### GOAL
Gather all lines in the entries below that include the word "JSON".

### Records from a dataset
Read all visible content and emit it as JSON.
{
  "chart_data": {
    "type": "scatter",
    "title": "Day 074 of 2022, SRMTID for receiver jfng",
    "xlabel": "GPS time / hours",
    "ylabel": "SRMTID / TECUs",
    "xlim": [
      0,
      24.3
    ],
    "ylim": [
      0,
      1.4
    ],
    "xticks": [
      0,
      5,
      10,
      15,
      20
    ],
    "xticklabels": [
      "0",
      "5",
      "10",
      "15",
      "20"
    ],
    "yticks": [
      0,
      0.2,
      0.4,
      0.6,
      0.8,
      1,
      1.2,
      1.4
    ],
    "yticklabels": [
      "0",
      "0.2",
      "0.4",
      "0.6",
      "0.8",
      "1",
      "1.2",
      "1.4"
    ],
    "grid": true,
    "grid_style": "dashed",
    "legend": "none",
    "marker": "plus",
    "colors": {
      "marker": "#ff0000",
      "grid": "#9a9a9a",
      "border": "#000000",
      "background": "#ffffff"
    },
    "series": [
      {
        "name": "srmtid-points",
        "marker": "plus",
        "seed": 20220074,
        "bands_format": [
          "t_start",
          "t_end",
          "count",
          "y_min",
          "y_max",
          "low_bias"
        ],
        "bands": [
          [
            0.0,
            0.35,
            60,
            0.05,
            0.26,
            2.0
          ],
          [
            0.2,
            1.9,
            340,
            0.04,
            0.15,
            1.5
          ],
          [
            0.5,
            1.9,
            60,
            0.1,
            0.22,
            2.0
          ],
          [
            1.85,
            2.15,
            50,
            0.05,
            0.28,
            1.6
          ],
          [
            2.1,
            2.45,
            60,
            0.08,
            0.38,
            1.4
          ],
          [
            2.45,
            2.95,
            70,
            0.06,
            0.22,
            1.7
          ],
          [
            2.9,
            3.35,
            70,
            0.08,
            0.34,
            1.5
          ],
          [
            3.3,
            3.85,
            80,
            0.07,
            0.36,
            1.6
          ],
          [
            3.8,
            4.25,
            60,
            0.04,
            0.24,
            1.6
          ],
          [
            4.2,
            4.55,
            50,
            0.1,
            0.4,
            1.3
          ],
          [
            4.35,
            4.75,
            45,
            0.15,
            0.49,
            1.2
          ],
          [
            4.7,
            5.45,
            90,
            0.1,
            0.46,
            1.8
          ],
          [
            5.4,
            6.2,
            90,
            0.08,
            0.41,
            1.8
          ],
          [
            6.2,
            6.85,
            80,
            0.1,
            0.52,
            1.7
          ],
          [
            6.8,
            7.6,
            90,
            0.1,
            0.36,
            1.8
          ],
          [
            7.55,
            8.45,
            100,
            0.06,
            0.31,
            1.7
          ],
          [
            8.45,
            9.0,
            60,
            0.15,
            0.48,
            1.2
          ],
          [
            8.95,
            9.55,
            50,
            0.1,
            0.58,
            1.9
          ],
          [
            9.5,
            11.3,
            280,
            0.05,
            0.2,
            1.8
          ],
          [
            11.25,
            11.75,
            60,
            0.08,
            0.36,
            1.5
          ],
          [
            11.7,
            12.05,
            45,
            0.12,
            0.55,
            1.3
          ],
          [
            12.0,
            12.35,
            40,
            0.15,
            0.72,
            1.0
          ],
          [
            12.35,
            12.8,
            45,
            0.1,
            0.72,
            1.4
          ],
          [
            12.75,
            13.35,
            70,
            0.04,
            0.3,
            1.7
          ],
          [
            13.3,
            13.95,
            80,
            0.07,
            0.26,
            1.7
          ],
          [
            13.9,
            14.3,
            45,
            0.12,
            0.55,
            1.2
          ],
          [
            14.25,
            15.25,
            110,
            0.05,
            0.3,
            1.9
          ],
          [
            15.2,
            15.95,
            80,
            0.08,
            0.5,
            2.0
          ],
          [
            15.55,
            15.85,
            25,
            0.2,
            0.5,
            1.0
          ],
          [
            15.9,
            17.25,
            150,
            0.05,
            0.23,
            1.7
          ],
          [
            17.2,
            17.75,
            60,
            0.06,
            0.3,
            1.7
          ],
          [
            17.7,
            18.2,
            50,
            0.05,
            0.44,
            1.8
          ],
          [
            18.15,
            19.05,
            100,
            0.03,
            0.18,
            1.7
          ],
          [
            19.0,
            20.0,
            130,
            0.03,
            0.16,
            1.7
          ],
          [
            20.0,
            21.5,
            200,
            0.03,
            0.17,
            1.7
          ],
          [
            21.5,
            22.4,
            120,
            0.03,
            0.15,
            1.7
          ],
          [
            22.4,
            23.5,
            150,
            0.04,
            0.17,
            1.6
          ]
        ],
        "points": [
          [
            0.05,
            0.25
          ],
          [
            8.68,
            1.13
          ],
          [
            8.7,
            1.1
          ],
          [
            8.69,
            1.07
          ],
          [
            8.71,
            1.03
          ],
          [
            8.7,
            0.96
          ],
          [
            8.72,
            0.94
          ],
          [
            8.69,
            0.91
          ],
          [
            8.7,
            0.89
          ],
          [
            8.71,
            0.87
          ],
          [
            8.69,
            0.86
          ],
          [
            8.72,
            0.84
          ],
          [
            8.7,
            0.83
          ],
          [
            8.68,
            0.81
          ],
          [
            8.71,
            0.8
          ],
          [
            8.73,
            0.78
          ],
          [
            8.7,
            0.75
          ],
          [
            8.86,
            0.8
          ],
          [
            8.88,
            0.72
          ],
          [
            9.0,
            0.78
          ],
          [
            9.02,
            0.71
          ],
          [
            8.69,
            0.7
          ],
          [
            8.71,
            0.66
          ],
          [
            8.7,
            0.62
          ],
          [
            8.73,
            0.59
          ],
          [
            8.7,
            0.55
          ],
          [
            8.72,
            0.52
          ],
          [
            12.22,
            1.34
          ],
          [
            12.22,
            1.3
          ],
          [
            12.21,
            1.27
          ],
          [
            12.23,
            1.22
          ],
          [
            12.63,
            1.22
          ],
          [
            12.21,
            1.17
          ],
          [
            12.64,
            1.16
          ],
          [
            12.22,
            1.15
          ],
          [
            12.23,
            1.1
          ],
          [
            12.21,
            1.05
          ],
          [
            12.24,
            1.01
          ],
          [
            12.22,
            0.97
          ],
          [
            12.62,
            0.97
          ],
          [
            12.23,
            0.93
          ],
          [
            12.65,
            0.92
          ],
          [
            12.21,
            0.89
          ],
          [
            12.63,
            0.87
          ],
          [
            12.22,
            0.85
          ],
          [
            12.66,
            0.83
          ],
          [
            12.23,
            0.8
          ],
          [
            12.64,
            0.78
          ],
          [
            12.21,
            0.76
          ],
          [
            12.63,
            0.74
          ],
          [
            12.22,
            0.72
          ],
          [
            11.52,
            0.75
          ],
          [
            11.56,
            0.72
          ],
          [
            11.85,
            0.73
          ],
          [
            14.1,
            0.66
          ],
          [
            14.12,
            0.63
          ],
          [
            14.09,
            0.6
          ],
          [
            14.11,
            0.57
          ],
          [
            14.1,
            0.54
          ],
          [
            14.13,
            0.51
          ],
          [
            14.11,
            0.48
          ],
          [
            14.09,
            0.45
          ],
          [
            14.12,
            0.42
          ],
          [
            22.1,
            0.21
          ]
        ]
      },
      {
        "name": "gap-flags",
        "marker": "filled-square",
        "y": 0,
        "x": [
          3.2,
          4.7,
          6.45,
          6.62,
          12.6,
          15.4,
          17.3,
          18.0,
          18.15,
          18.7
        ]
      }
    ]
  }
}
--
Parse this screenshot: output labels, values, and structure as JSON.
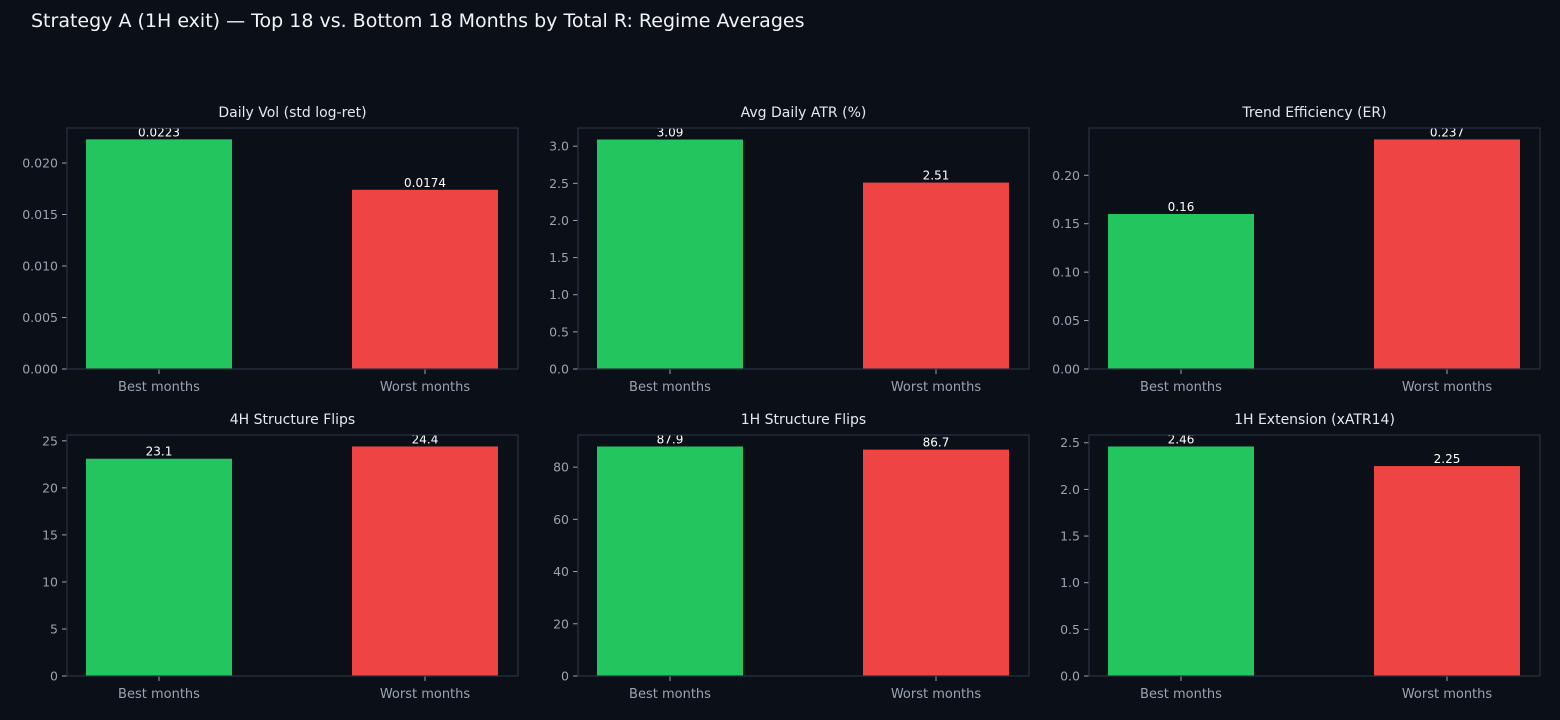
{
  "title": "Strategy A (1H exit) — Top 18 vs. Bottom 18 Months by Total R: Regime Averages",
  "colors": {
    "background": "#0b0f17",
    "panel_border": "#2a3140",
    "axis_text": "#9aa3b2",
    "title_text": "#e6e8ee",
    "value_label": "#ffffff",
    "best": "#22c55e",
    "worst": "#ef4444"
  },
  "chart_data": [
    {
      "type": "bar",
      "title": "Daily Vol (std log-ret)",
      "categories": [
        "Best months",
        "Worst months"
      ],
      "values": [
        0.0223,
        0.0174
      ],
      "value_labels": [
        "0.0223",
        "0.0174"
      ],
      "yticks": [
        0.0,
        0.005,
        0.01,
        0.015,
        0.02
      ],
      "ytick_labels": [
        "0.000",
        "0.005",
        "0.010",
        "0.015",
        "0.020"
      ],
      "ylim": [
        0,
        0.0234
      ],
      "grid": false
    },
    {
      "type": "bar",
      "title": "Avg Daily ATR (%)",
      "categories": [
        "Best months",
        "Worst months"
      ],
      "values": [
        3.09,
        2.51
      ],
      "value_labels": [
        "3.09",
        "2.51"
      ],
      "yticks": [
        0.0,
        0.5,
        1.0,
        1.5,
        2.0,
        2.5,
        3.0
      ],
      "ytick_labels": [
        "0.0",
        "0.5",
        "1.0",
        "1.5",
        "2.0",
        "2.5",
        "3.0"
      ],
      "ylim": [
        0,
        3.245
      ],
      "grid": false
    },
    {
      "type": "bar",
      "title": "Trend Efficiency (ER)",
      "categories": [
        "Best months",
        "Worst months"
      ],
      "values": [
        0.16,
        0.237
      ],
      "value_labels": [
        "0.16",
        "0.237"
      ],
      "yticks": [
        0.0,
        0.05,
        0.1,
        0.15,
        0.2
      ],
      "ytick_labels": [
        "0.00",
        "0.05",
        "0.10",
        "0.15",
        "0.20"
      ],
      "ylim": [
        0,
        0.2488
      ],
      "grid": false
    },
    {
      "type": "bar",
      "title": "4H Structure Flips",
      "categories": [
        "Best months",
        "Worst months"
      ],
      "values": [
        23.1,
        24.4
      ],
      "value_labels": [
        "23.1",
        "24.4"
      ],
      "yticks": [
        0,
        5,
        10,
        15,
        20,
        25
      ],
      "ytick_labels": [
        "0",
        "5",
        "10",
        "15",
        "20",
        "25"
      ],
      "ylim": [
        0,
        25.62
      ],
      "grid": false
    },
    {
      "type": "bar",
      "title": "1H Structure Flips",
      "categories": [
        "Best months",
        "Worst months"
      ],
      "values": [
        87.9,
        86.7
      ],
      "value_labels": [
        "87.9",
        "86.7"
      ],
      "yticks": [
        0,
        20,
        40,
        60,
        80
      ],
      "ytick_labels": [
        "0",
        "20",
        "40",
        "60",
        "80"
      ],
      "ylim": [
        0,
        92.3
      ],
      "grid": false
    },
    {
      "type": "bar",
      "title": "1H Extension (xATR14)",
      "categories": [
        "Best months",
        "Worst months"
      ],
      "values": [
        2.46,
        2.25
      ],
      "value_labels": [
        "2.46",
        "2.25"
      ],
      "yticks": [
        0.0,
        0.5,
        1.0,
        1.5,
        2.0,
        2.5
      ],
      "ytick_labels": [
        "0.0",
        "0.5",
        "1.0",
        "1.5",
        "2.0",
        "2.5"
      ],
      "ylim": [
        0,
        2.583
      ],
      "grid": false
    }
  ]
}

### RESULT
Read all visible content and emit it as JSON.
Parse this screenshot: output labels, values, and structure as JSON.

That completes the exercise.